• TASK PROMPT
Reproduce the listing that follows with no differences at all.

• DATASET EXCERPTS
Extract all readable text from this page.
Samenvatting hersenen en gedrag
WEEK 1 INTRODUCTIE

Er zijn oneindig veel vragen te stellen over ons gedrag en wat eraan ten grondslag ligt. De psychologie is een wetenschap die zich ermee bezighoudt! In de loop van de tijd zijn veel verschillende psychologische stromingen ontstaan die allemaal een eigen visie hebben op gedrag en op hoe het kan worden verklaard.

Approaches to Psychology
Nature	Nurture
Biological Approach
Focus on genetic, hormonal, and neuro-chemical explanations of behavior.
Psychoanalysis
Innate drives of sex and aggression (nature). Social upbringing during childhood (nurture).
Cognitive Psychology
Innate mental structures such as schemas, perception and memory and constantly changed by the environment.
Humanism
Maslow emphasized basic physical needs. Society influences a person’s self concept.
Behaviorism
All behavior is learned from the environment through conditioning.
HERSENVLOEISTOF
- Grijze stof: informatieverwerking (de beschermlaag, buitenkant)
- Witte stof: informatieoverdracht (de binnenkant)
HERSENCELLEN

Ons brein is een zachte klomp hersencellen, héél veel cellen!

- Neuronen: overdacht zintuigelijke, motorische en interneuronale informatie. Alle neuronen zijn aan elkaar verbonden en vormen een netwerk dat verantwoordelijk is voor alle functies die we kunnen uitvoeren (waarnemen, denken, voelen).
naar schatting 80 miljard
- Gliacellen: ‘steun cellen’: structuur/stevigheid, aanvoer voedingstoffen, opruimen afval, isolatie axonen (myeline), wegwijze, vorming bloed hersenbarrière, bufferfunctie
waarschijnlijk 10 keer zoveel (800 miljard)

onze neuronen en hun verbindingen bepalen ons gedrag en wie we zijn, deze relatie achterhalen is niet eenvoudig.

• TASK RESPONSE
Extract all readable text from this page.
Samenvatting hersenen en gedrag
WEEK 1 INTRODUCTIE

Er zijn oneindig veel vragen te stellen over ons gedrag en wat eraan ten grondslag ligt. De psychologie is een wetenschap die zich ermee bezighoudt! In de loop van de tijd zijn veel verschillende psychologische stromingen ontstaan die allemaal een eigen visie hebben op gedrag en op hoe het kan worden verklaard.

Approaches to Psychology
Nature	Nurture
Biological Approach
Focus on genetic, hormonal, and neuro-chemical explanations of behavior.
Psychoanalysis
Innate drives of sex and aggression (nature). Social upbringing during childhood (nurture).
Cognitive Psychology
Innate mental structures such as schemas, perception and memory and constantly changed by the environment.
Humanism
Maslow emphasized basic physical needs. Society influences a person’s self concept.
Behaviorism
All behavior is learned from the environment through conditioning.
HERSENVLOEISTOF
- Grijze stof: informatieverwerking (de beschermlaag, buitenkant)
- Witte stof: informatieoverdracht (de binnenkant)
HERSENCELLEN

Ons brein is een zachte klomp hersencellen, héél veel cellen!

- Neuronen: overdacht zintuigelijke, motorische en interneuronale informatie. Alle neuronen zijn aan elkaar verbonden en vormen een netwerk dat verantwoordelijk is voor alle functies die we kunnen uitvoeren (waarnemen, denken, voelen).
naar schatting 80 miljard
- Gliacellen: ‘steun cellen’: structuur/stevigheid, aanvoer voedingstoffen, opruimen afval, isolatie axonen (myeline), wegwijze, vorming bloed hersenbarrière, bufferfunctie
waarschijnlijk 10 keer zoveel (800 miljard)

onze neuronen en hun verbindingen bepalen ons gedrag en wie we zijn, deze relatie achterhalen is niet eenvoudig.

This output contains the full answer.